PROMPT: In the Mazinde Juu passage, rewrite the part between "He carefully removed" and "of Mazinde Juu.", inclusive, changing "water tank" to "cistern".

GIVEN PASSAGE:
--- start ---
He carefully removed all the unwanted trespassers and upon returning to the dining room he told Katherina that he had solved the problem. He also discreetly inquired about the tea that afternoon and was assured that it all went just fine. (Might we also have said“swimmingly”? first recorded usage in 1692). I do not believe that he went into the details at the time of what he found in the water tank. However Katherina must have learned of the water rats for she was the one who related the above story to me. And this brings us to another episode in the story of Mazinde Juu.

It was Katherina herself who introduced herself to me by letter after receiving information from the Archabbey of St. Ottilien in Germany that Mazinde Juu was still an educational institution with the very same P.O. Box Number 90 when she was here in 1966. Her father had close ties with the Archabbey and the family often went there for Mass especially on Holydays. When she learned that I was in charge as the manager and incidentally a member of St. Ottilien it was the beginning of an interesting correspondence.  To top it all off we actually met face to face last month on my visit to St. Ottilien. I had gone to the Archabbey to meet with the Superior there to present my reports on the programs here and to receive the Archabbot’s blessing for future developments at Mazinde Juu. The hours of that afternoon and evening with Katherina, her children and grandchildren went all too quickly. Much to my surprise Katharina introduced me to her elder sister, Theresa, who had actually preceded her to work as a volunteer in Tanzania. It was Theresa then who persuaded Katherina to come to Tanzania and to take over the new project of the Social Training Center at Mazinde Juu which was just waiting for a leader to get the program under way. Theresa herself had a very interesting story to tell after spending ten years here in Tanzania living alone in the villages teaching African women by her own example of how to improve their lives and the health and welfare of their families. Her lifestyle was as simple as that of the local women and she became a powerful example for her African neighbors. Using the means at hand she was able to show by doing how to grow gardens of healthful vegetables and showing the best means of preparing and preserving them as well.

Her lifestyle was on the same level as her African neighbors so her message became all the more valid for the African mothers to follow. Theresa’s expertise in home craft, child care and gardening was all well within the scope and ability for the women to understand and to put into practice. She became a marvelous apostle of spreading the message of good health and well being by doing and by sharing. Although she never married she adopted two African children. I met one of the children, a delightfully pleasant African named Maria who is now a full fledged teacher in a German school. Her knowledge of Swahili was sketchy but her German was dead on pitch. She was not so entranced with the idea of going back to Africa, having so few contacts there anymore and for sure not having a desire to leave her beloved Mom, Theresa.

I cannot conclude this German Tanzania exchange without a final note about Katherina’s rat tea  party. In March of this year we received a small group of Indian and German visitors who came on a sentimental journey to Mazinde Juu. The Indian visitors had been playmates of David Leeds the only son of Sir William and Lady Leeds. They were delighted to revisit the places which still lived with them in their childhood memories. The German gentleman described his background as an instructor of mechanics and plumbing at the Trade School which the Lutherans used to run just a mile away from where we were sitting. He elaborated on his experience as a plumber and in particular how his expertise applied to the very room where we were then sitting having our coffee and tea. Then the tale you have already read of Katherina’s tea party was related to all there in the William Leeds dining room, the tea at which the rats had the first sips. There is an old African saying that “mountains don’t get together, but people do”. I believe that this is a valid description of this episode. Quite a coincidence indeed.
--- end ---
DATA PROVIDED:
--- start ---
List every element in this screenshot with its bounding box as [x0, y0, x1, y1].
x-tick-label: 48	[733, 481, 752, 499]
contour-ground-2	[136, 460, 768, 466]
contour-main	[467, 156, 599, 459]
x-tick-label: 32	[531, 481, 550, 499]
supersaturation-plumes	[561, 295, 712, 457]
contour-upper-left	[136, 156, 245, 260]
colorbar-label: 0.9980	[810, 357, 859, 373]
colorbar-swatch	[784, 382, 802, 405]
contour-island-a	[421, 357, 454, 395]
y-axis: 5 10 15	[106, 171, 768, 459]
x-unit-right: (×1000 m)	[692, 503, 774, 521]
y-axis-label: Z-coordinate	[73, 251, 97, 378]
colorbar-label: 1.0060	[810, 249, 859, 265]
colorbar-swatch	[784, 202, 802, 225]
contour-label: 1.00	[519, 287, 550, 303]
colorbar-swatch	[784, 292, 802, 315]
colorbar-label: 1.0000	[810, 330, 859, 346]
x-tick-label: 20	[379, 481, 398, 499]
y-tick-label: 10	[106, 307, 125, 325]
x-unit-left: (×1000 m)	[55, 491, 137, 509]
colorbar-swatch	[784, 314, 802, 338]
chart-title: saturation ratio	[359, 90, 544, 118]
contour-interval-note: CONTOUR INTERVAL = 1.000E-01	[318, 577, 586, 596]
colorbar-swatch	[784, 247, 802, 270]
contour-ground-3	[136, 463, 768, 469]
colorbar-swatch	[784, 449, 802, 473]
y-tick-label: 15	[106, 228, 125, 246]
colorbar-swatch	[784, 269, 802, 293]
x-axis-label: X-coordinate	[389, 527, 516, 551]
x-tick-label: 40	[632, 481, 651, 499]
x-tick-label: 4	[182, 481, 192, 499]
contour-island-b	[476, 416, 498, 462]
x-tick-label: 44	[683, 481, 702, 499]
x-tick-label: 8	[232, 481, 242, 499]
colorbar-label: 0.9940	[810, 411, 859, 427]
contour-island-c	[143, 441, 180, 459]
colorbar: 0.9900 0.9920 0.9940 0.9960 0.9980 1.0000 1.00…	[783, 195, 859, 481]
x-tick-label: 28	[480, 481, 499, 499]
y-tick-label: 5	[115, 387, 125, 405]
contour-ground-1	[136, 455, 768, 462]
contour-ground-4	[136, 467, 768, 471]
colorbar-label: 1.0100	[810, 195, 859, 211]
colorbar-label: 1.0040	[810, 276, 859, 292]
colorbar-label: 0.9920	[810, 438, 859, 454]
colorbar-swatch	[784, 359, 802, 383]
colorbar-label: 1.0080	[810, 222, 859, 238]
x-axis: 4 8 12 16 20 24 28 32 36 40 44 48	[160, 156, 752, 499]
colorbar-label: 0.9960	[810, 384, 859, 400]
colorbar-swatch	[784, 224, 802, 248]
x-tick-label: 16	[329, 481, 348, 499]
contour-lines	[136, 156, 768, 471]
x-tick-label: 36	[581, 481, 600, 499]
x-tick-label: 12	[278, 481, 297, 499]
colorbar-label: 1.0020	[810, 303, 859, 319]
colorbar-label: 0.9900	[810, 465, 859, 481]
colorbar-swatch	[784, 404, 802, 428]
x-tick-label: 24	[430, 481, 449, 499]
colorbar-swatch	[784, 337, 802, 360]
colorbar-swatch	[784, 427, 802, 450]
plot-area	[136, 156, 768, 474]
--- end ---
--- start ---
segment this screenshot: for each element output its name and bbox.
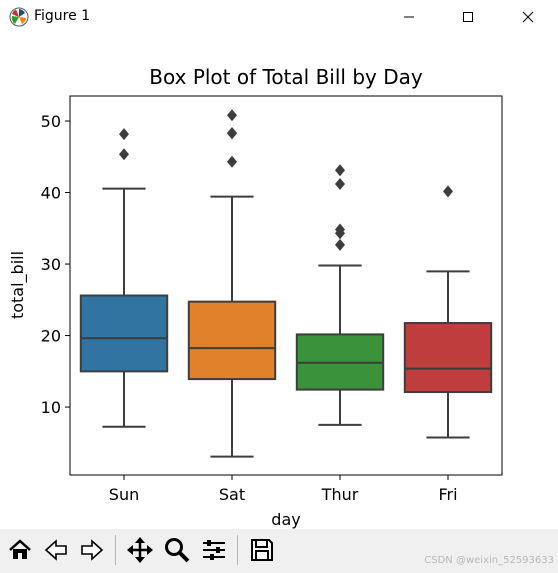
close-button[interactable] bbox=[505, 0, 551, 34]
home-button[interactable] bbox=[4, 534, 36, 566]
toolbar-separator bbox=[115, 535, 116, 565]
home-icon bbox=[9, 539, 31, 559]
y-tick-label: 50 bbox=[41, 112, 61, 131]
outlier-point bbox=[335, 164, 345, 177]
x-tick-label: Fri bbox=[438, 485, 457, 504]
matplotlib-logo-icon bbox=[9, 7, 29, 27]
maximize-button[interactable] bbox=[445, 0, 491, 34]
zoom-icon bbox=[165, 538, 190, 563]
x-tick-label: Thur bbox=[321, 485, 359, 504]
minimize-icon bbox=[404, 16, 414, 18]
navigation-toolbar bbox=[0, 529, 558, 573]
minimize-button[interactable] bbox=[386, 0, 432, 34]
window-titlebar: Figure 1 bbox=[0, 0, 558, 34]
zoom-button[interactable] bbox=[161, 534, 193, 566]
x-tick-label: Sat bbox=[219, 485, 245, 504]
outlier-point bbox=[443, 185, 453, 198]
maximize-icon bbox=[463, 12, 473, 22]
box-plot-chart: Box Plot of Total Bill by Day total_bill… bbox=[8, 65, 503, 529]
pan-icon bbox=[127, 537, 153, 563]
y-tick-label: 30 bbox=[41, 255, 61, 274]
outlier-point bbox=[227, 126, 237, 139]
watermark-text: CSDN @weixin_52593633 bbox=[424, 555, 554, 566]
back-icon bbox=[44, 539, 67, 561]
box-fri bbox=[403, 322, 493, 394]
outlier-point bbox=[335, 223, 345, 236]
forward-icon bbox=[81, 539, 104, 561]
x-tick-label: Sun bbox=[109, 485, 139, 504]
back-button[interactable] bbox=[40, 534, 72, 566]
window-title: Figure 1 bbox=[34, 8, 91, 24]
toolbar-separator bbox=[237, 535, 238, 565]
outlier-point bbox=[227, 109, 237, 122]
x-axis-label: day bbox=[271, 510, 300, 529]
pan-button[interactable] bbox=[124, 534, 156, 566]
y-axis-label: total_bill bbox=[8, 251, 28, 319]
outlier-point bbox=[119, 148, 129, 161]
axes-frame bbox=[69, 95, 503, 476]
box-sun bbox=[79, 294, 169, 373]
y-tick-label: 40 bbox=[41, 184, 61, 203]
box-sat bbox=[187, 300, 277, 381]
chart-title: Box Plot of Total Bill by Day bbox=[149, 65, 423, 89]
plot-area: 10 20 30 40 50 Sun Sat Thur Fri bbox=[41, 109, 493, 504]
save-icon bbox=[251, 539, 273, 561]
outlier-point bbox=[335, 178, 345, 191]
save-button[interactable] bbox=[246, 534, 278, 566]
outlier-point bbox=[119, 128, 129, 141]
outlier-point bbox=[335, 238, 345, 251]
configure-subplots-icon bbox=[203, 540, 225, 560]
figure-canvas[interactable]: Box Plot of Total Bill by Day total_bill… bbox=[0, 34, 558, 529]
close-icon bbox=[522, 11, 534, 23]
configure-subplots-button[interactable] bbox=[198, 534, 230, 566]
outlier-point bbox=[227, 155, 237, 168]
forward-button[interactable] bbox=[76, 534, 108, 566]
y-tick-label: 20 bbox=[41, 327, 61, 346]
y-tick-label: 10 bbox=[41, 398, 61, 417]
--- end ---
EXPECTED ANSWER:
He carefully removed all the unwanted trespassers and upon returning to the dining room he told Katherina that he had solved the problem. He also discreetly inquired about the tea that afternoon and was assured that it all went just fine. (Might we also have said“swimmingly”? first recorded usage in 1692). I do not believe that he went into the details at the time of what he found in the cistern. However Katherina must have learned of the water rats for she was the one who related the above story to me. And this brings us to another episode in the story of Mazinde Juu.